Source data.

"""

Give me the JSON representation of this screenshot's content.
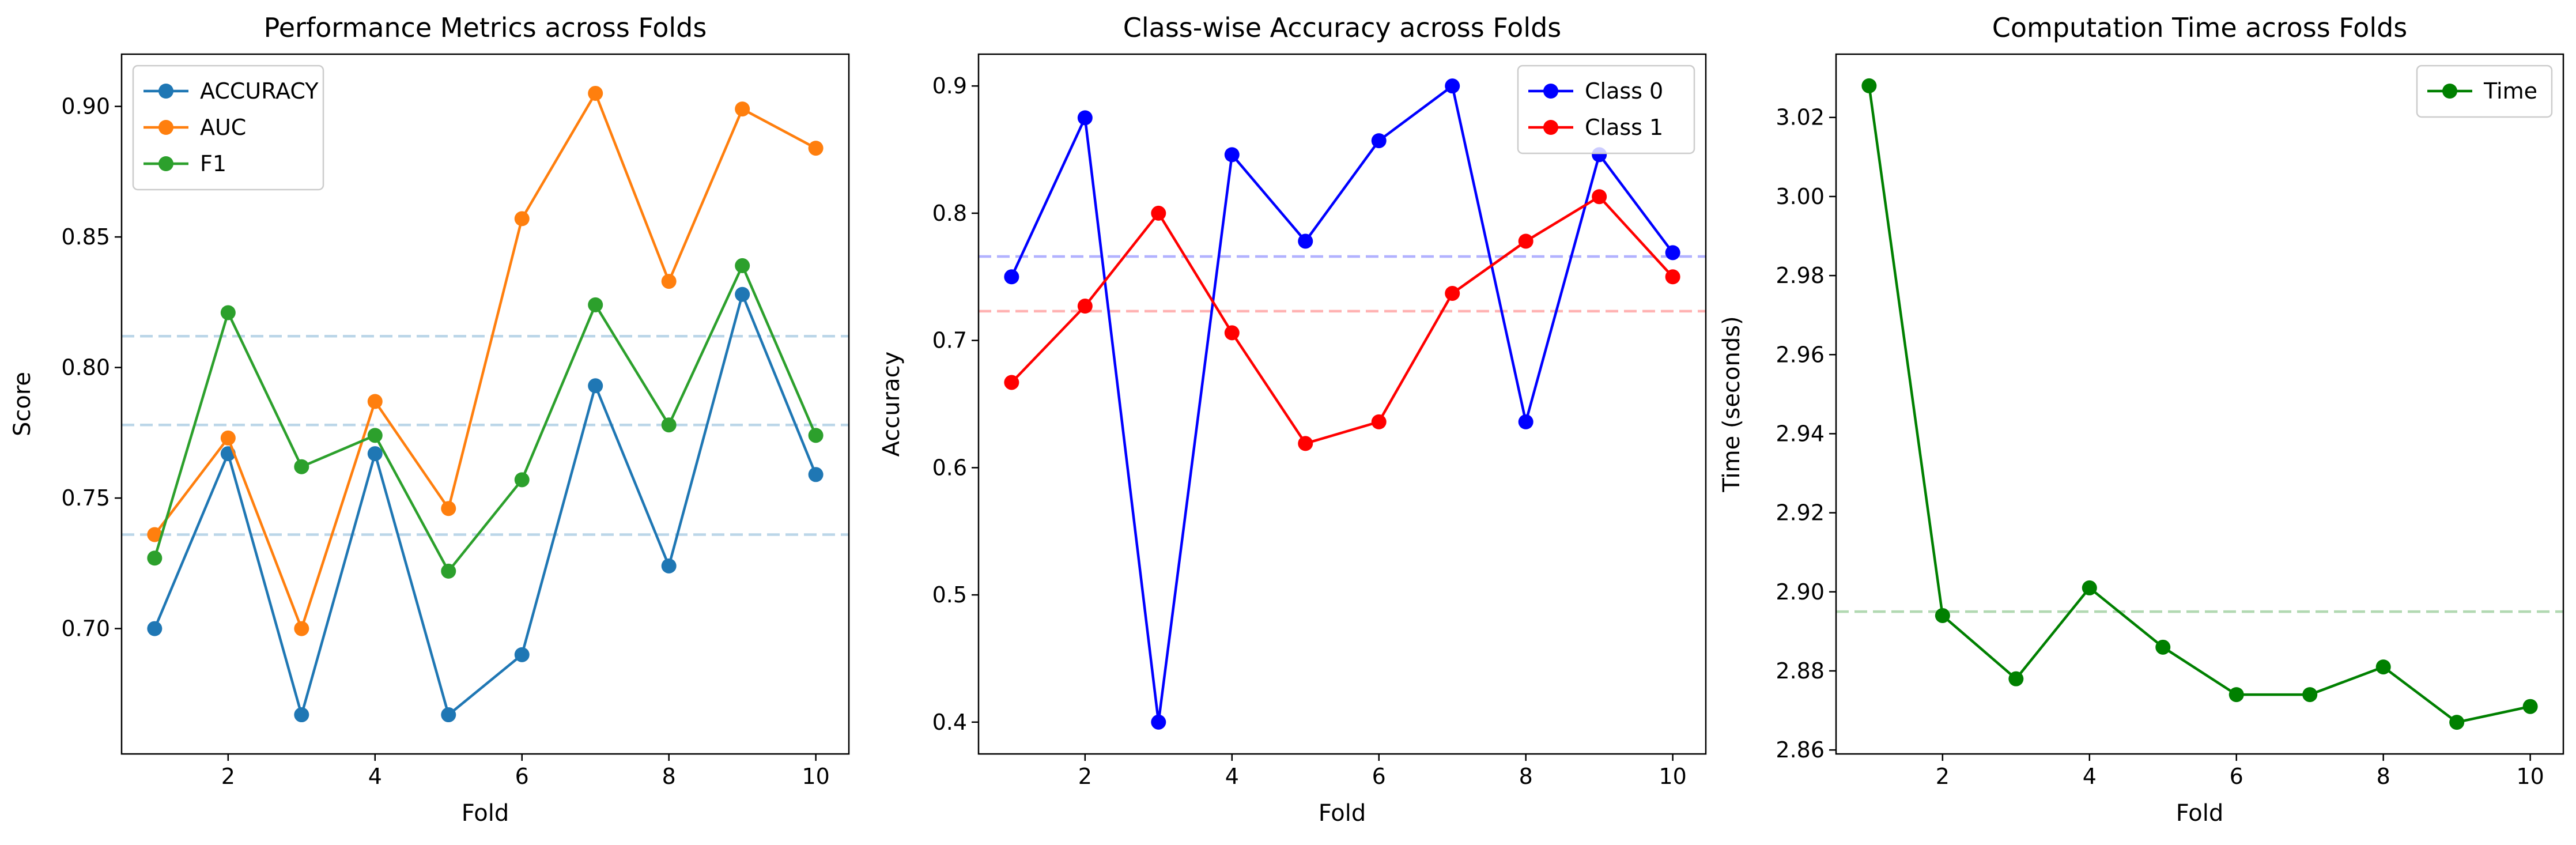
{
  "chart_data": [
    {
      "type": "line",
      "title": "Performance Metrics across Folds",
      "xlabel": "Fold",
      "ylabel": "Score",
      "x": [
        1,
        2,
        3,
        4,
        5,
        6,
        7,
        8,
        9,
        10
      ],
      "xlim": [
        0.55,
        10.45
      ],
      "ylim": [
        0.652,
        0.92
      ],
      "xticks": [
        2,
        4,
        6,
        8,
        10
      ],
      "xtick_labels": [
        "2",
        "4",
        "6",
        "8",
        "10"
      ],
      "yticks": [
        0.7,
        0.75,
        0.8,
        0.85,
        0.9
      ],
      "ytick_labels": [
        "0.70",
        "0.75",
        "0.80",
        "0.85",
        "0.90"
      ],
      "grid": false,
      "legend_position": "upper-left",
      "series": [
        {
          "name": "ACCURACY",
          "color": "#1f77b4",
          "values": [
            0.7,
            0.767,
            0.667,
            0.767,
            0.667,
            0.69,
            0.793,
            0.724,
            0.828,
            0.759
          ]
        },
        {
          "name": "AUC",
          "color": "#ff7f0e",
          "values": [
            0.736,
            0.773,
            0.7,
            0.787,
            0.746,
            0.857,
            0.905,
            0.833,
            0.899,
            0.884
          ]
        },
        {
          "name": "F1",
          "color": "#2ca02c",
          "values": [
            0.727,
            0.821,
            0.762,
            0.774,
            0.722,
            0.757,
            0.824,
            0.778,
            0.839,
            0.774
          ]
        }
      ],
      "mean_lines": [
        {
          "value": 0.736,
          "color": "#1f77b4"
        },
        {
          "value": 0.778,
          "color": "#1f77b4"
        },
        {
          "value": 0.812,
          "color": "#1f77b4"
        }
      ]
    },
    {
      "type": "line",
      "title": "Class-wise Accuracy across Folds",
      "xlabel": "Fold",
      "ylabel": "Accuracy",
      "x": [
        1,
        2,
        3,
        4,
        5,
        6,
        7,
        8,
        9,
        10
      ],
      "xlim": [
        0.55,
        10.45
      ],
      "ylim": [
        0.375,
        0.925
      ],
      "xticks": [
        2,
        4,
        6,
        8,
        10
      ],
      "xtick_labels": [
        "2",
        "4",
        "6",
        "8",
        "10"
      ],
      "yticks": [
        0.4,
        0.5,
        0.6,
        0.7,
        0.8,
        0.9
      ],
      "ytick_labels": [
        "0.4",
        "0.5",
        "0.6",
        "0.7",
        "0.8",
        "0.9"
      ],
      "grid": false,
      "legend_position": "upper-right",
      "series": [
        {
          "name": "Class 0",
          "color": "#0000ff",
          "values": [
            0.75,
            0.875,
            0.4,
            0.846,
            0.778,
            0.857,
            0.9,
            0.636,
            0.846,
            0.769
          ]
        },
        {
          "name": "Class 1",
          "color": "#ff0000",
          "values": [
            0.667,
            0.727,
            0.8,
            0.706,
            0.619,
            0.636,
            0.737,
            0.778,
            0.813,
            0.75
          ]
        }
      ],
      "mean_lines": [
        {
          "value": 0.766,
          "color": "#0000ff"
        },
        {
          "value": 0.723,
          "color": "#ff0000"
        }
      ]
    },
    {
      "type": "line",
      "title": "Computation Time across Folds",
      "xlabel": "Fold",
      "ylabel": "Time (seconds)",
      "x": [
        1,
        2,
        3,
        4,
        5,
        6,
        7,
        8,
        9,
        10
      ],
      "xlim": [
        0.55,
        10.45
      ],
      "ylim": [
        2.859,
        3.036
      ],
      "xticks": [
        2,
        4,
        6,
        8,
        10
      ],
      "xtick_labels": [
        "2",
        "4",
        "6",
        "8",
        "10"
      ],
      "yticks": [
        2.86,
        2.88,
        2.9,
        2.92,
        2.94,
        2.96,
        2.98,
        3.0,
        3.02
      ],
      "ytick_labels": [
        "2.86",
        "2.88",
        "2.90",
        "2.92",
        "2.94",
        "2.96",
        "2.98",
        "3.00",
        "3.02"
      ],
      "grid": false,
      "legend_position": "upper-right",
      "series": [
        {
          "name": "Time",
          "color": "#008000",
          "values": [
            3.028,
            2.894,
            2.878,
            2.901,
            2.886,
            2.874,
            2.874,
            2.881,
            2.867,
            2.871
          ]
        }
      ],
      "mean_lines": [
        {
          "value": 2.895,
          "color": "#008000"
        }
      ]
    }
  ]
}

"""

Written exercise. Leave out the pictures and output the rest of the material exactly as written.

Correct output.
Give me the JSON representation of this screenshot's content.
{
  "chart_data": [
    {
      "type": "line",
      "title": "Performance Metrics across Folds",
      "xlabel": "Fold",
      "ylabel": "Score",
      "x": [
        1,
        2,
        3,
        4,
        5,
        6,
        7,
        8,
        9,
        10
      ],
      "xlim": [
        0.55,
        10.45
      ],
      "ylim": [
        0.652,
        0.92
      ],
      "xticks": [
        2,
        4,
        6,
        8,
        10
      ],
      "xtick_labels": [
        "2",
        "4",
        "6",
        "8",
        "10"
      ],
      "yticks": [
        0.7,
        0.75,
        0.8,
        0.85,
        0.9
      ],
      "ytick_labels": [
        "0.70",
        "0.75",
        "0.80",
        "0.85",
        "0.90"
      ],
      "grid": false,
      "legend_position": "upper-left",
      "series": [
        {
          "name": "ACCURACY",
          "color": "#1f77b4",
          "values": [
            0.7,
            0.767,
            0.667,
            0.767,
            0.667,
            0.69,
            0.793,
            0.724,
            0.828,
            0.759
          ]
        },
        {
          "name": "AUC",
          "color": "#ff7f0e",
          "values": [
            0.736,
            0.773,
            0.7,
            0.787,
            0.746,
            0.857,
            0.905,
            0.833,
            0.899,
            0.884
          ]
        },
        {
          "name": "F1",
          "color": "#2ca02c",
          "values": [
            0.727,
            0.821,
            0.762,
            0.774,
            0.722,
            0.757,
            0.824,
            0.778,
            0.839,
            0.774
          ]
        }
      ],
      "mean_lines": [
        {
          "value": 0.736,
          "color": "#1f77b4"
        },
        {
          "value": 0.778,
          "color": "#1f77b4"
        },
        {
          "value": 0.812,
          "color": "#1f77b4"
        }
      ]
    },
    {
      "type": "line",
      "title": "Class-wise Accuracy across Folds",
      "xlabel": "Fold",
      "ylabel": "Accuracy",
      "x": [
        1,
        2,
        3,
        4,
        5,
        6,
        7,
        8,
        9,
        10
      ],
      "xlim": [
        0.55,
        10.45
      ],
      "ylim": [
        0.375,
        0.925
      ],
      "xticks": [
        2,
        4,
        6,
        8,
        10
      ],
      "xtick_labels": [
        "2",
        "4",
        "6",
        "8",
        "10"
      ],
      "yticks": [
        0.4,
        0.5,
        0.6,
        0.7,
        0.8,
        0.9
      ],
      "ytick_labels": [
        "0.4",
        "0.5",
        "0.6",
        "0.7",
        "0.8",
        "0.9"
      ],
      "grid": false,
      "legend_position": "upper-right",
      "series": [
        {
          "name": "Class 0",
          "color": "#0000ff",
          "values": [
            0.75,
            0.875,
            0.4,
            0.846,
            0.778,
            0.857,
            0.9,
            0.636,
            0.846,
            0.769
          ]
        },
        {
          "name": "Class 1",
          "color": "#ff0000",
          "values": [
            0.667,
            0.727,
            0.8,
            0.706,
            0.619,
            0.636,
            0.737,
            0.778,
            0.813,
            0.75
          ]
        }
      ],
      "mean_lines": [
        {
          "value": 0.766,
          "color": "#0000ff"
        },
        {
          "value": 0.723,
          "color": "#ff0000"
        }
      ]
    },
    {
      "type": "line",
      "title": "Computation Time across Folds",
      "xlabel": "Fold",
      "ylabel": "Time (seconds)",
      "x": [
        1,
        2,
        3,
        4,
        5,
        6,
        7,
        8,
        9,
        10
      ],
      "xlim": [
        0.55,
        10.45
      ],
      "ylim": [
        2.859,
        3.036
      ],
      "xticks": [
        2,
        4,
        6,
        8,
        10
      ],
      "xtick_labels": [
        "2",
        "4",
        "6",
        "8",
        "10"
      ],
      "yticks": [
        2.86,
        2.88,
        2.9,
        2.92,
        2.94,
        2.96,
        2.98,
        3.0,
        3.02
      ],
      "ytick_labels": [
        "2.86",
        "2.88",
        "2.90",
        "2.92",
        "2.94",
        "2.96",
        "2.98",
        "3.00",
        "3.02"
      ],
      "grid": false,
      "legend_position": "upper-right",
      "series": [
        {
          "name": "Time",
          "color": "#008000",
          "values": [
            3.028,
            2.894,
            2.878,
            2.901,
            2.886,
            2.874,
            2.874,
            2.881,
            2.867,
            2.871
          ]
        }
      ],
      "mean_lines": [
        {
          "value": 2.895,
          "color": "#008000"
        }
      ]
    }
  ]
}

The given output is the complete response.